-------- Data records

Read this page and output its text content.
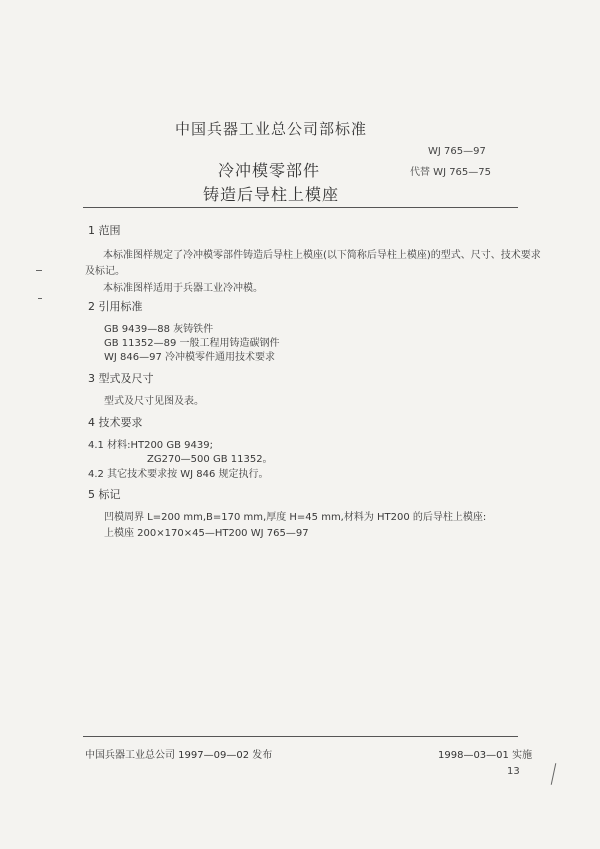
中国兵器工业总公司部标准
WJ 765—97
冷冲模零部件	代替 WJ 765—75
铸造后导柱上模座
1 范围
本标准图样规定了冷冲模零部件铸造后导柱上模座(以下简称后导柱上模座)的型式、尺寸、技术要求
及标记。
本标准图样适用于兵器工业冷冲模。
2 引用标准
GB 9439—88 灰铸铁件
GB 11352—89 一般工程用铸造碳钢件
WJ 846—97 冷冲模零件通用技术要求
3 型式及尺寸
型式及尺寸见图及表。
4 技术要求
4.1 材料:HT200 GB 9439;
ZG270—500 GB 11352。
4.2 其它技术要求按 WJ 846 规定执行。
5 标记
凹模周界 L=200 mm,B=170 mm,厚度 H=45 mm,材料为 HT200 的后导柱上模座:
上模座 200×170×45—HT200 WJ 765—97
中国兵器工业总公司 1997—09—02 发布	1998—03—01 实施
13
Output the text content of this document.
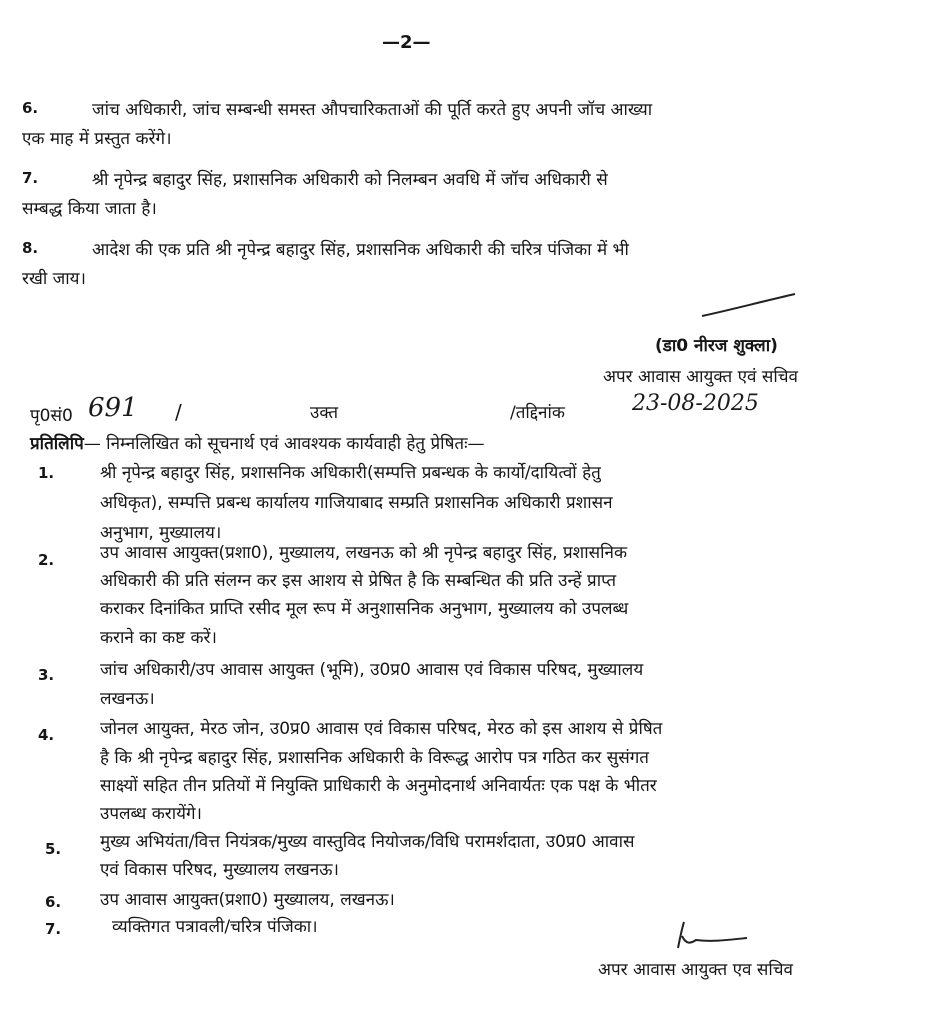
—2—
6.	जांच अधिकारी, जांच सम्बन्धी समस्त औपचारिकताओं की पूर्ति करते हुए अपनी जॉच आख्या
एक माह में प्रस्तुत करेंगे।
7.	श्री नृपेन्द्र बहादुर सिंह, प्रशासनिक अधिकारी को निलम्बन अवधि में जॉच अधिकारी से
सम्बद्ध किया जाता है।
8.	आदेश की एक प्रति श्री नृपेन्द्र बहादुर सिंह, प्रशासनिक अधिकारी की चरित्र पंजिका में भी
रखी जाय।
(डा0 नीरज शुक्ला)
अपर आवास आयुक्त एवं सचिव
पृ0सं0 691 /	उक्त	/तद्दिनांक	23-08-2025
प्रतिलिपि— निम्नलिखित को सूचनार्थ एवं आवश्यक कार्यवाही हेतु प्रेषितः—
1.	श्री नृपेन्द्र बहादुर सिंह, प्रशासनिक अधिकारी(सम्पत्ति प्रबन्धक के कार्यो/दायित्वों हेतु
अधिकृत), सम्पत्ति प्रबन्ध कार्यालय गाजियाबाद सम्प्रति प्रशासनिक अधिकारी प्रशासन
अनुभाग, मुख्यालय।
2.	उप आवास आयुक्त(प्रशा0), मुख्यालय, लखनऊ को श्री नृपेन्द्र बहादुर सिंह, प्रशासनिक
अधिकारी की प्रति संलग्न कर इस आशय से प्रेषित है कि सम्बन्धित की प्रति उन्हें प्राप्त
कराकर दिनांकित प्राप्ति रसीद मूल रूप में अनुशासनिक अनुभाग, मुख्यालय को उपलब्ध
कराने का कष्ट करें।
3.	जांच अधिकारी/उप आवास आयुक्त (भूमि), उ0प्र0 आवास एवं विकास परिषद, मुख्यालय
लखनऊ।
4.	जोनल आयुक्त, मेरठ जोन, उ0प्र0 आवास एवं विकास परिषद, मेरठ को इस आशय से प्रेषित
है कि श्री नृपेन्द्र बहादुर सिंह, प्रशासनिक अधिकारी के विरूद्ध आरोप पत्र गठित कर सुसंगत
साक्ष्यों सहित तीन प्रतियों में नियुक्ति प्राधिकारी के अनुमोदनार्थ अनिवार्यतः एक पक्ष के भीतर
उपलब्ध करायेंगे।
5. मुख्य अभियंता/वित्त नियंत्रक/मुख्य वास्तुविद नियोजक/विधि परामर्शदाता, उ0प्र0 आवास
एवं विकास परिषद, मुख्यालय लखनऊ।
6. उप आवास आयुक्त(प्रशा0) मुख्यालय, लखनऊ।
7.	व्यक्तिगत पत्रावली/चरित्र पंजिका।
अपर आवास आयुक्त एव सचिव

----------------

__Goal__.
Which lines include the word "लखनऊ"? List them all.

__Exercise output__.
2.	उप आवास आयुक्त(प्रशा0), मुख्यालय, लखनऊ को श्री नृपेन्द्र बहादुर सिंह, प्रशासनिक
लखनऊ।
एवं विकास परिषद, मुख्यालय लखनऊ।
6. उप आवास आयुक्त(प्रशा0) मुख्यालय, लखनऊ।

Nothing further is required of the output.